Records follow. Select each line holding "label".

Dataset entries on figures:

━━━━━━━━

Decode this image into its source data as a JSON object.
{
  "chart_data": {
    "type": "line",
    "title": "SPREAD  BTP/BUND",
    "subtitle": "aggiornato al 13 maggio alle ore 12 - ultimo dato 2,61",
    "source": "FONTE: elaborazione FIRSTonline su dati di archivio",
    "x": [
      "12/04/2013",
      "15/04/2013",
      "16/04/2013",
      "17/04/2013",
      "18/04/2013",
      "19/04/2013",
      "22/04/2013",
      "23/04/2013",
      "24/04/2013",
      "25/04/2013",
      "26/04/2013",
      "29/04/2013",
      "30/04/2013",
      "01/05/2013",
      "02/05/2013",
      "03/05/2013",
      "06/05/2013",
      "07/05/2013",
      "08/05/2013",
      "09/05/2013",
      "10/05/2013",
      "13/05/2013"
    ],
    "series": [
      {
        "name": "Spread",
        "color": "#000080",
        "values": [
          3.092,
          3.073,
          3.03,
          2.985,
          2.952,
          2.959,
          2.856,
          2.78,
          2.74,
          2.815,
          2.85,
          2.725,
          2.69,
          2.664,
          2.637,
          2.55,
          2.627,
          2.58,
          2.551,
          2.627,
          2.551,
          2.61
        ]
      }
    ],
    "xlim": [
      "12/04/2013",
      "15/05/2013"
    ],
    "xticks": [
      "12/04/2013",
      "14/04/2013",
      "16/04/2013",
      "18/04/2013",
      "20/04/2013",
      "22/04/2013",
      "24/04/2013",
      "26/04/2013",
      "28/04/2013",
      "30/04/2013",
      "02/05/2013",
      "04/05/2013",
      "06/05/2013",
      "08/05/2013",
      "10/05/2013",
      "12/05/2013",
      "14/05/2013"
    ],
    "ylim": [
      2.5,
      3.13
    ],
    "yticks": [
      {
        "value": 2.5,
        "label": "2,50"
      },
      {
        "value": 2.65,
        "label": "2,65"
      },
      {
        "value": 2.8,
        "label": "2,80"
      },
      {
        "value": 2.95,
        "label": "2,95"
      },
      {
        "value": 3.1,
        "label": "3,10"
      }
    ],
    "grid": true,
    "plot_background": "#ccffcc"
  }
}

━━━━━━━━

— Solution —
        "label": "2,50"
        "label": "2,65"
        "label": "2,80"
        "label": "2,95"
        "label": "3,10"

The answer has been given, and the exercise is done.